What is needed: Where a line contains the word "JSON", copy that line in full.

Data for this task:
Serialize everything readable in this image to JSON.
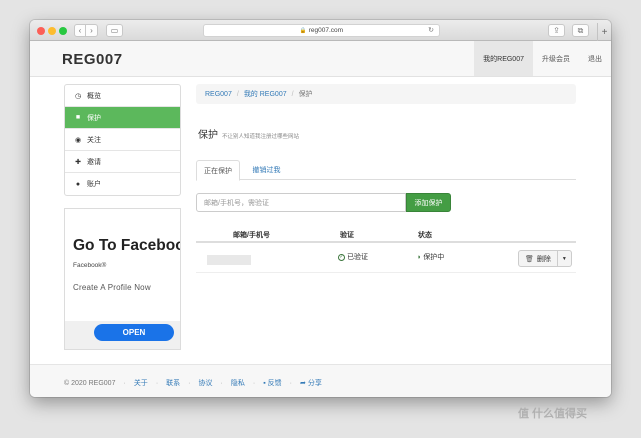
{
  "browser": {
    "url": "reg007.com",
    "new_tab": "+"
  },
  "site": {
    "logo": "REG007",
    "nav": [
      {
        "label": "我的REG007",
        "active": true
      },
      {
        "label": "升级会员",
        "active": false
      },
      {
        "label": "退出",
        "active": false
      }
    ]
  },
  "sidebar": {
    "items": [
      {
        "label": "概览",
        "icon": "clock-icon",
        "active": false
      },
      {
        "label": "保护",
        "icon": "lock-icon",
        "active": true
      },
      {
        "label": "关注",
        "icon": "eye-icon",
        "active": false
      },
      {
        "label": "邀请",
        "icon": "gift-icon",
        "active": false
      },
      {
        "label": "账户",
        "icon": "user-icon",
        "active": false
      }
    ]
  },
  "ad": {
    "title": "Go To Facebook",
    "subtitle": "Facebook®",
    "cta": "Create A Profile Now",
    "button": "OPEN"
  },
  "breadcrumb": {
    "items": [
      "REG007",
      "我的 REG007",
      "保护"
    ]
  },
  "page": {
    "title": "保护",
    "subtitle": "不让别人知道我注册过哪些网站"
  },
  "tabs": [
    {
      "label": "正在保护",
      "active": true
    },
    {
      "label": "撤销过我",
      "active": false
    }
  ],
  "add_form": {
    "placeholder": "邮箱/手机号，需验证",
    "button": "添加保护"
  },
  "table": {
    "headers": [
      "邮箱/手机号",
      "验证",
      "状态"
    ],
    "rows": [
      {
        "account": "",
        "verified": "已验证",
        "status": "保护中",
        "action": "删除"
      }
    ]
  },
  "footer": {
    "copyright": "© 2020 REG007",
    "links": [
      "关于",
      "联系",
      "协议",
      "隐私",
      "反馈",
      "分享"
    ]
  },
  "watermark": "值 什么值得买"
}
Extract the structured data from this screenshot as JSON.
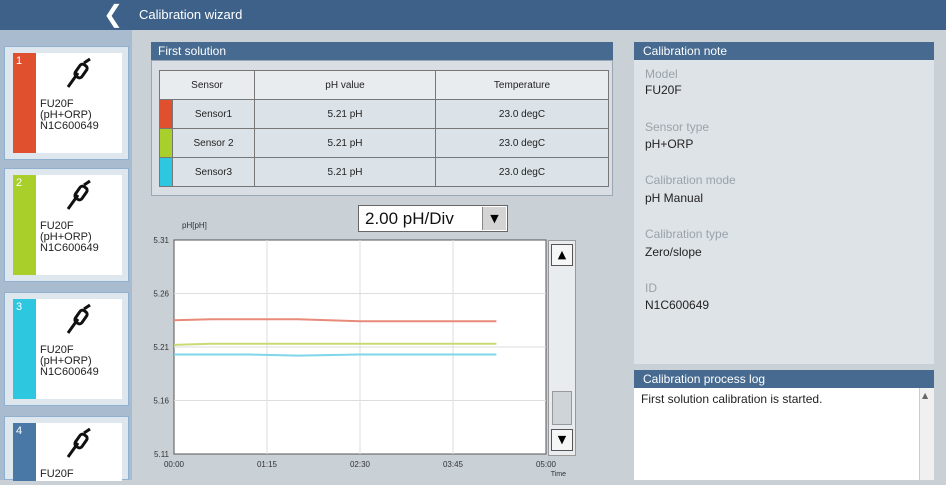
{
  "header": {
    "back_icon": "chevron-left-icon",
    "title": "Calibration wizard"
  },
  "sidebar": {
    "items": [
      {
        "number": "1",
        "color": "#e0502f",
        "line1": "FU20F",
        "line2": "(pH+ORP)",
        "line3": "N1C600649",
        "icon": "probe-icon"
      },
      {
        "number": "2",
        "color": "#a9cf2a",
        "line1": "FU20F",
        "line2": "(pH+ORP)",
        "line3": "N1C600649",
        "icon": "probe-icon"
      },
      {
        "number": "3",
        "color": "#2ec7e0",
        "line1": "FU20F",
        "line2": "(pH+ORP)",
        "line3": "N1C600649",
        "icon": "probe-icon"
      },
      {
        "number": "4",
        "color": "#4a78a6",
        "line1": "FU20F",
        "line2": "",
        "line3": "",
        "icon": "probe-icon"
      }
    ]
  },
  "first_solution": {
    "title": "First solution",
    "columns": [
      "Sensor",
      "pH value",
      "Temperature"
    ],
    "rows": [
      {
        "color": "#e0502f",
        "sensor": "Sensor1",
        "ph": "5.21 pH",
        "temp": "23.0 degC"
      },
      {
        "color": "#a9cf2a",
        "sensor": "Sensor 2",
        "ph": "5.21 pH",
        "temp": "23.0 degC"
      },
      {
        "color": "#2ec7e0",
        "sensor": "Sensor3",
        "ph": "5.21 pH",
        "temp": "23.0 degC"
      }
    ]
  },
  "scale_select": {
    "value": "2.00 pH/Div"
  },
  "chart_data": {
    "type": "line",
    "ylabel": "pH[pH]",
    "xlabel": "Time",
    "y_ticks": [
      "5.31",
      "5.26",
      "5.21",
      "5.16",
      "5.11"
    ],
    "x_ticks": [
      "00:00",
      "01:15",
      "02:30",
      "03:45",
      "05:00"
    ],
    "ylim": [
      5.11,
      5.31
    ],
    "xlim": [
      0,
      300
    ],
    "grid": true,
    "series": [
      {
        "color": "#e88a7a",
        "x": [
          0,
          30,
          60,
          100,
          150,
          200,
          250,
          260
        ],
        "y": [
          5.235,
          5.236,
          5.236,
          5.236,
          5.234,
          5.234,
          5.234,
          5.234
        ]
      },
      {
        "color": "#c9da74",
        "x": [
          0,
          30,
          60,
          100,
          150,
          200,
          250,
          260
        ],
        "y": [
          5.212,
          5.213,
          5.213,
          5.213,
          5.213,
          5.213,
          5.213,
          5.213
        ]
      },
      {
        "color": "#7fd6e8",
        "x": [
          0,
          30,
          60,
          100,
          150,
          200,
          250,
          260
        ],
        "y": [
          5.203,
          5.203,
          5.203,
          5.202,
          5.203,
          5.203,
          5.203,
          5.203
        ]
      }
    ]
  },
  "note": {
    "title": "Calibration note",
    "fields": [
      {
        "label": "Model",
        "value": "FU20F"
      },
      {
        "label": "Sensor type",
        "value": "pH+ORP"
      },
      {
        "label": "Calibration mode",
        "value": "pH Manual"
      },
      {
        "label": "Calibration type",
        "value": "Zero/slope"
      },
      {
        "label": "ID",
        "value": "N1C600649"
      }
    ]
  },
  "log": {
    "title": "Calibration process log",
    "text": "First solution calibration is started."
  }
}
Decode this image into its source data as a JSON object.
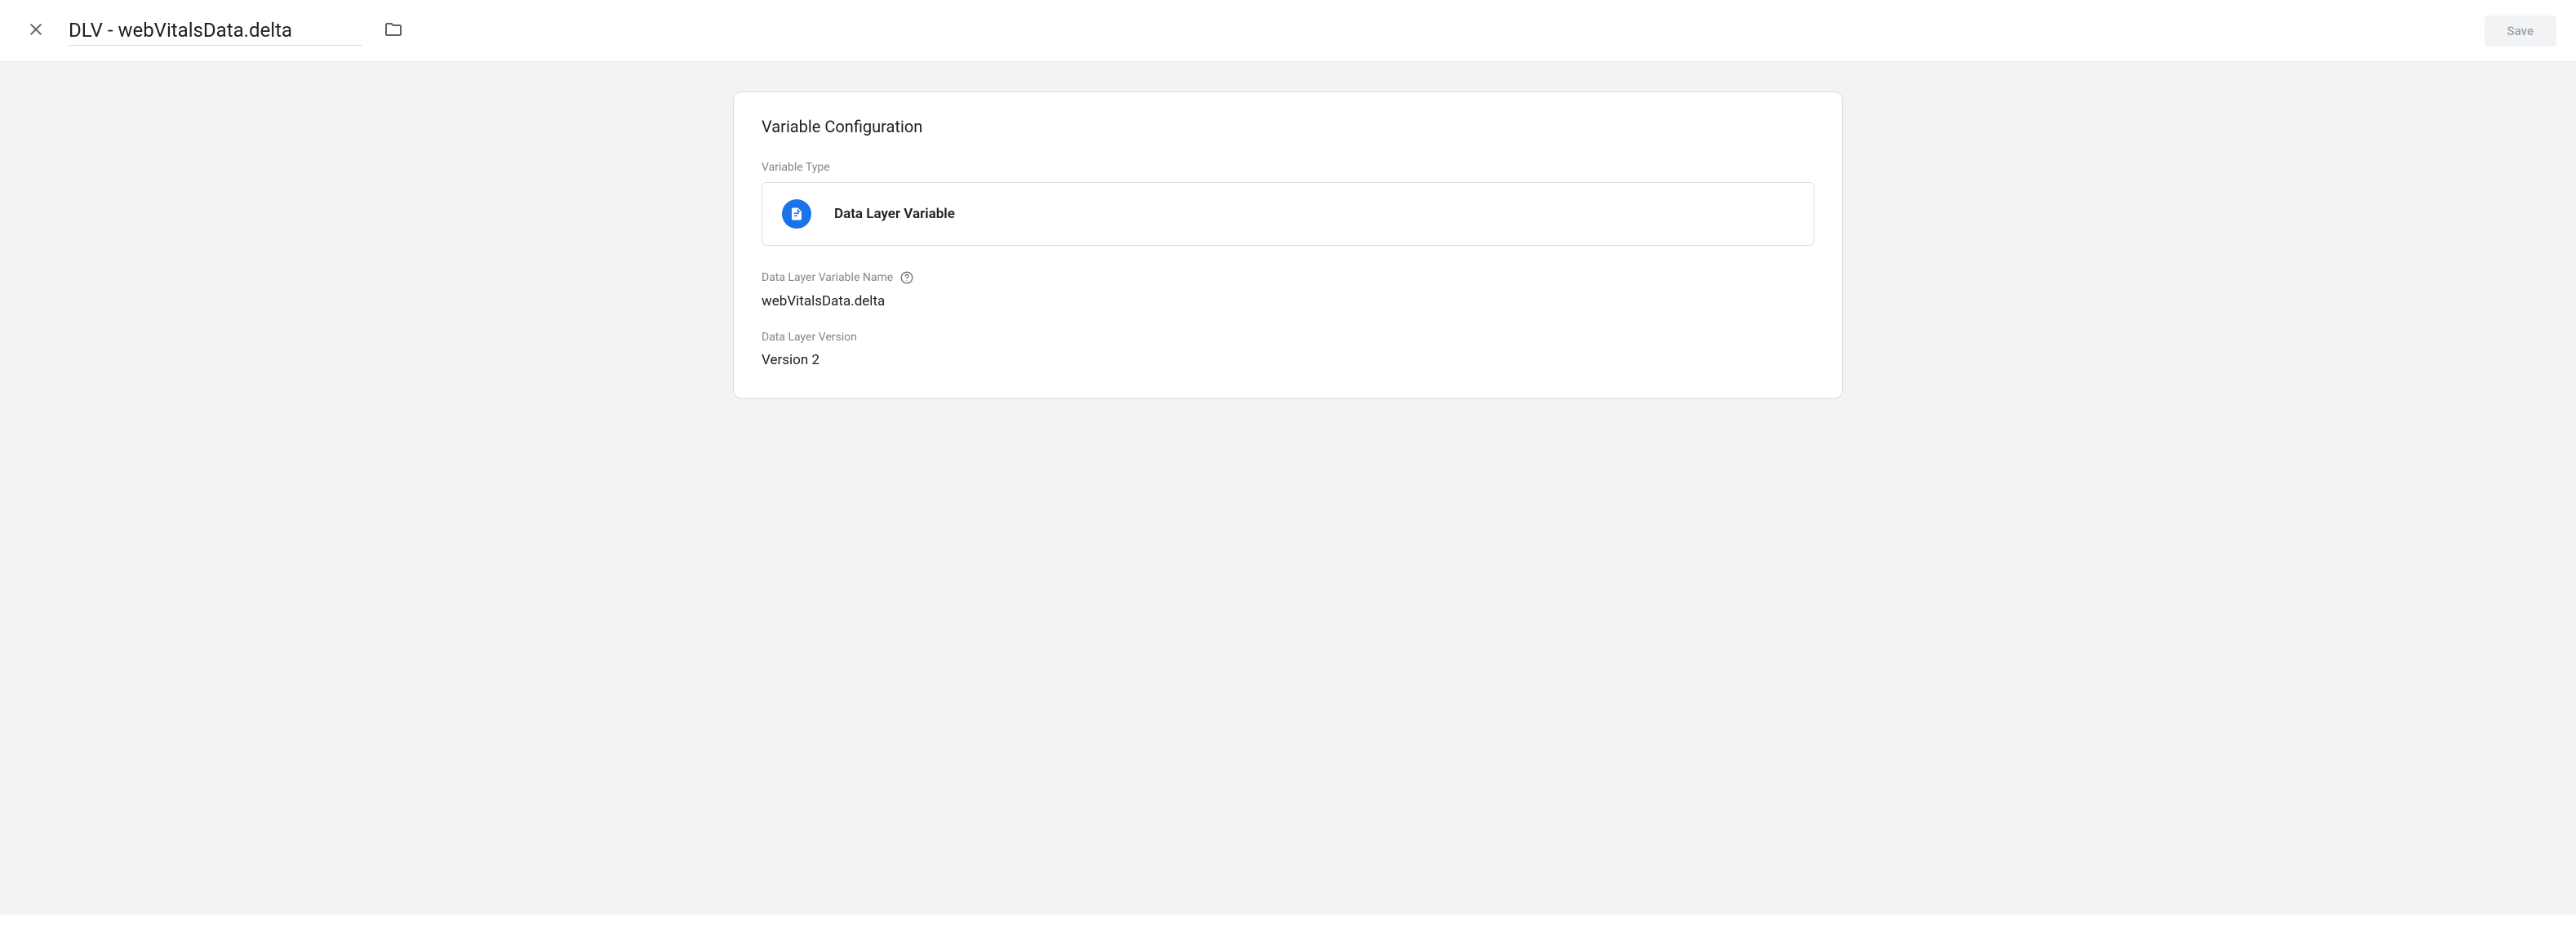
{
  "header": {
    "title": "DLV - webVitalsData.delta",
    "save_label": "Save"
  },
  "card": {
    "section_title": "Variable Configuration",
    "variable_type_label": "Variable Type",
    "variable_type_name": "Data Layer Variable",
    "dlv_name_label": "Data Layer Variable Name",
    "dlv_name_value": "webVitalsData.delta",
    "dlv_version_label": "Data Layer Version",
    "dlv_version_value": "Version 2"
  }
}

Answer to this exercise:
Serialize everything readable in this image to JSON.
Extract the structured data from this screenshot as JSON.
Decode this image into its source data as a JSON object.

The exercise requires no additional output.